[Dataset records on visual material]
---------------

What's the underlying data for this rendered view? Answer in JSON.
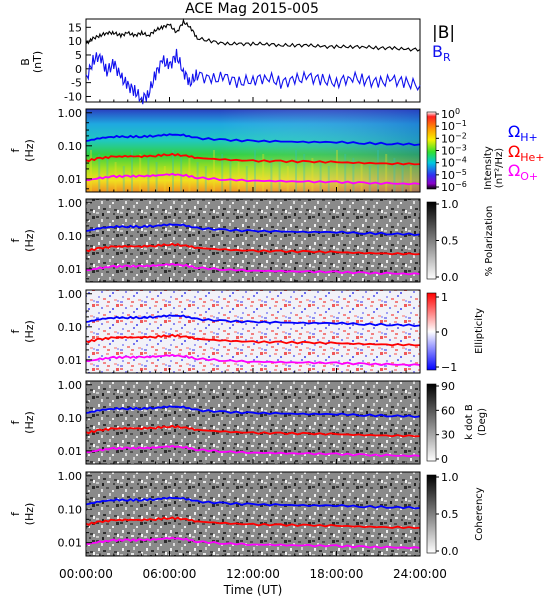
{
  "title": "ACE Mag 2015-005",
  "colors": {
    "bmag": "#000000",
    "br": "#1010ee",
    "h_plus": "#0000ff",
    "he_plus": "#ff0000",
    "o_plus": "#ff00ff"
  },
  "legend": {
    "bmag": "|B|",
    "br": "B",
    "br_sub": "R",
    "h_main": "Ω",
    "h_sub": "H+",
    "he_main": "Ω",
    "he_sub": "He+",
    "o_main": "Ω",
    "o_sub": "O+"
  },
  "top_panel": {
    "ylabel_1": "B",
    "ylabel_2": "(nT)",
    "yticks": [
      "15",
      "10",
      "5",
      "0",
      "-5",
      "-10"
    ]
  },
  "freq_axis": {
    "ylabel_1": "f",
    "ylabel_2": "(Hz)",
    "ticks": [
      "1.00",
      "0.10",
      "0.01"
    ]
  },
  "colorbars": {
    "intensity": {
      "label_1": "Intensity",
      "label_2": "(nT²/Hz)",
      "ticks_base": [
        "10",
        "10",
        "10",
        "10",
        "10",
        "10",
        "10"
      ],
      "ticks_exp": [
        "0",
        "−1",
        "−2",
        "−3",
        "−4",
        "−5",
        "−6"
      ]
    },
    "polarization": {
      "label": "% Polarization",
      "ticks": [
        "1.0",
        "0.5",
        "0.0"
      ]
    },
    "ellipticity": {
      "label": "Ellipticity",
      "ticks": [
        "1",
        "0",
        "−1"
      ]
    },
    "kdotb": {
      "label_1": "k dot B",
      "label_2": "(Deg)",
      "ticks": [
        "90",
        "60",
        "30",
        "0"
      ]
    },
    "coherency": {
      "label": "Coherency",
      "ticks": [
        "1.0",
        "0.5",
        "0.0"
      ]
    }
  },
  "xaxis": {
    "label": "Time (UT)",
    "ticks": [
      "00:00:00",
      "06:00:00",
      "12:00:00",
      "18:00:00",
      "24:00:00"
    ]
  },
  "chart_data": {
    "type": "line",
    "title": "ACE Mag 2015-005",
    "x_unit": "hours UT",
    "xlim": [
      0,
      24
    ],
    "panels": [
      {
        "name": "B",
        "ylabel": "B (nT)",
        "ylim": [
          -12,
          18
        ],
        "series": [
          {
            "name": "|B|",
            "x": [
              0.0,
              0.5,
              1,
              1.5,
              2,
              2.5,
              3,
              3.5,
              4,
              4.5,
              5,
              5.5,
              6,
              6.5,
              7,
              7.5,
              8,
              9,
              10,
              11,
              12,
              13,
              14,
              15,
              16,
              17,
              18,
              19,
              20,
              21,
              22,
              23,
              24
            ],
            "values": [
              9,
              11,
              12,
              13,
              13,
              12,
              13,
              12,
              13,
              12,
              14,
              15,
              16,
              13,
              17,
              15,
              11,
              10,
              9,
              9,
              9,
              9,
              8.5,
              8.5,
              8.5,
              8,
              8,
              8,
              8,
              7.5,
              7.5,
              7,
              7
            ]
          },
          {
            "name": "B_R",
            "x": [
              0.0,
              0.5,
              1,
              1.5,
              2,
              2.5,
              3,
              3.5,
              4,
              4.5,
              5,
              5.5,
              6,
              6.5,
              7,
              7.5,
              8,
              9,
              10,
              11,
              12,
              13,
              14,
              15,
              16,
              17,
              18,
              19,
              20,
              21,
              22,
              23,
              24
            ],
            "values": [
              -4,
              3,
              5,
              -1,
              2,
              -3,
              -6,
              -8,
              -11,
              -9,
              -2,
              3,
              1,
              5,
              -1,
              -5,
              -2,
              -4,
              -3,
              -5,
              -4,
              -3,
              -5,
              -4,
              -3,
              -4,
              -5,
              -3,
              -4,
              -5,
              -4,
              -5,
              -6
            ]
          }
        ]
      },
      {
        "name": "gyrofrequencies",
        "ylabel": "f (Hz)",
        "yscale": "log",
        "ylim": [
          0.004,
          1.3
        ],
        "series": [
          {
            "name": "Ω H+",
            "x": [
              0,
              1,
              2,
              3,
              4,
              5,
              6,
              7,
              8,
              10,
              12,
              14,
              16,
              18,
              20,
              22,
              24
            ],
            "values": [
              0.14,
              0.17,
              0.19,
              0.19,
              0.19,
              0.2,
              0.22,
              0.21,
              0.17,
              0.15,
              0.14,
              0.135,
              0.13,
              0.13,
              0.12,
              0.115,
              0.11
            ]
          },
          {
            "name": "Ω He+",
            "x": [
              0,
              1,
              2,
              3,
              4,
              5,
              6,
              7,
              8,
              10,
              12,
              14,
              16,
              18,
              20,
              22,
              24
            ],
            "values": [
              0.035,
              0.042,
              0.047,
              0.048,
              0.048,
              0.05,
              0.055,
              0.052,
              0.043,
              0.038,
              0.035,
              0.034,
              0.033,
              0.032,
              0.03,
              0.029,
              0.028
            ]
          },
          {
            "name": "Ω O+",
            "x": [
              0,
              1,
              2,
              3,
              4,
              5,
              6,
              7,
              8,
              10,
              12,
              14,
              16,
              18,
              20,
              22,
              24
            ],
            "values": [
              0.009,
              0.0105,
              0.0118,
              0.012,
              0.012,
              0.0125,
              0.0138,
              0.013,
              0.0108,
              0.0095,
              0.0088,
              0.0085,
              0.0082,
              0.008,
              0.0075,
              0.0072,
              0.007
            ]
          }
        ]
      }
    ],
    "spectrogram_panels": [
      "Intensity (nT²/Hz)",
      "% Polarization",
      "Ellipticity",
      "k dot B (Deg)",
      "Coherency"
    ],
    "colorbar_ranges": {
      "Intensity": [
        1e-06,
        1
      ],
      "% Polarization": [
        0,
        1
      ],
      "Ellipticity": [
        -1,
        1
      ],
      "k dot B": [
        0,
        90
      ],
      "Coherency": [
        0,
        1
      ]
    }
  }
}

---------------

Omit the pictures, then output the rest of the listing exactly.

What's the underlying data for this rendered view? Answer in JSON.
{
  "title": "ACE Mag 2015-005",
  "colors": {
    "bmag": "#000000",
    "br": "#1010ee",
    "h_plus": "#0000ff",
    "he_plus": "#ff0000",
    "o_plus": "#ff00ff"
  },
  "legend": {
    "bmag": "|B|",
    "br": "B",
    "br_sub": "R",
    "h_main": "Ω",
    "h_sub": "H+",
    "he_main": "Ω",
    "he_sub": "He+",
    "o_main": "Ω",
    "o_sub": "O+"
  },
  "top_panel": {
    "ylabel_1": "B",
    "ylabel_2": "(nT)",
    "yticks": [
      "15",
      "10",
      "5",
      "0",
      "-5",
      "-10"
    ]
  },
  "freq_axis": {
    "ylabel_1": "f",
    "ylabel_2": "(Hz)",
    "ticks": [
      "1.00",
      "0.10",
      "0.01"
    ]
  },
  "colorbars": {
    "intensity": {
      "label_1": "Intensity",
      "label_2": "(nT²/Hz)",
      "ticks_base": [
        "10",
        "10",
        "10",
        "10",
        "10",
        "10",
        "10"
      ],
      "ticks_exp": [
        "0",
        "−1",
        "−2",
        "−3",
        "−4",
        "−5",
        "−6"
      ]
    },
    "polarization": {
      "label": "% Polarization",
      "ticks": [
        "1.0",
        "0.5",
        "0.0"
      ]
    },
    "ellipticity": {
      "label": "Ellipticity",
      "ticks": [
        "1",
        "0",
        "−1"
      ]
    },
    "kdotb": {
      "label_1": "k dot B",
      "label_2": "(Deg)",
      "ticks": [
        "90",
        "60",
        "30",
        "0"
      ]
    },
    "coherency": {
      "label": "Coherency",
      "ticks": [
        "1.0",
        "0.5",
        "0.0"
      ]
    }
  },
  "xaxis": {
    "label": "Time (UT)",
    "ticks": [
      "00:00:00",
      "06:00:00",
      "12:00:00",
      "18:00:00",
      "24:00:00"
    ]
  },
  "chart_data": {
    "type": "line",
    "title": "ACE Mag 2015-005",
    "x_unit": "hours UT",
    "xlim": [
      0,
      24
    ],
    "panels": [
      {
        "name": "B",
        "ylabel": "B (nT)",
        "ylim": [
          -12,
          18
        ],
        "series": [
          {
            "name": "|B|",
            "x": [
              0.0,
              0.5,
              1,
              1.5,
              2,
              2.5,
              3,
              3.5,
              4,
              4.5,
              5,
              5.5,
              6,
              6.5,
              7,
              7.5,
              8,
              9,
              10,
              11,
              12,
              13,
              14,
              15,
              16,
              17,
              18,
              19,
              20,
              21,
              22,
              23,
              24
            ],
            "values": [
              9,
              11,
              12,
              13,
              13,
              12,
              13,
              12,
              13,
              12,
              14,
              15,
              16,
              13,
              17,
              15,
              11,
              10,
              9,
              9,
              9,
              9,
              8.5,
              8.5,
              8.5,
              8,
              8,
              8,
              8,
              7.5,
              7.5,
              7,
              7
            ]
          },
          {
            "name": "B_R",
            "x": [
              0.0,
              0.5,
              1,
              1.5,
              2,
              2.5,
              3,
              3.5,
              4,
              4.5,
              5,
              5.5,
              6,
              6.5,
              7,
              7.5,
              8,
              9,
              10,
              11,
              12,
              13,
              14,
              15,
              16,
              17,
              18,
              19,
              20,
              21,
              22,
              23,
              24
            ],
            "values": [
              -4,
              3,
              5,
              -1,
              2,
              -3,
              -6,
              -8,
              -11,
              -9,
              -2,
              3,
              1,
              5,
              -1,
              -5,
              -2,
              -4,
              -3,
              -5,
              -4,
              -3,
              -5,
              -4,
              -3,
              -4,
              -5,
              -3,
              -4,
              -5,
              -4,
              -5,
              -6
            ]
          }
        ]
      },
      {
        "name": "gyrofrequencies",
        "ylabel": "f (Hz)",
        "yscale": "log",
        "ylim": [
          0.004,
          1.3
        ],
        "series": [
          {
            "name": "Ω H+",
            "x": [
              0,
              1,
              2,
              3,
              4,
              5,
              6,
              7,
              8,
              10,
              12,
              14,
              16,
              18,
              20,
              22,
              24
            ],
            "values": [
              0.14,
              0.17,
              0.19,
              0.19,
              0.19,
              0.2,
              0.22,
              0.21,
              0.17,
              0.15,
              0.14,
              0.135,
              0.13,
              0.13,
              0.12,
              0.115,
              0.11
            ]
          },
          {
            "name": "Ω He+",
            "x": [
              0,
              1,
              2,
              3,
              4,
              5,
              6,
              7,
              8,
              10,
              12,
              14,
              16,
              18,
              20,
              22,
              24
            ],
            "values": [
              0.035,
              0.042,
              0.047,
              0.048,
              0.048,
              0.05,
              0.055,
              0.052,
              0.043,
              0.038,
              0.035,
              0.034,
              0.033,
              0.032,
              0.03,
              0.029,
              0.028
            ]
          },
          {
            "name": "Ω O+",
            "x": [
              0,
              1,
              2,
              3,
              4,
              5,
              6,
              7,
              8,
              10,
              12,
              14,
              16,
              18,
              20,
              22,
              24
            ],
            "values": [
              0.009,
              0.0105,
              0.0118,
              0.012,
              0.012,
              0.0125,
              0.0138,
              0.013,
              0.0108,
              0.0095,
              0.0088,
              0.0085,
              0.0082,
              0.008,
              0.0075,
              0.0072,
              0.007
            ]
          }
        ]
      }
    ],
    "spectrogram_panels": [
      "Intensity (nT²/Hz)",
      "% Polarization",
      "Ellipticity",
      "k dot B (Deg)",
      "Coherency"
    ],
    "colorbar_ranges": {
      "Intensity": [
        1e-06,
        1
      ],
      "% Polarization": [
        0,
        1
      ],
      "Ellipticity": [
        -1,
        1
      ],
      "k dot B": [
        0,
        90
      ],
      "Coherency": [
        0,
        1
      ]
    }
  }
}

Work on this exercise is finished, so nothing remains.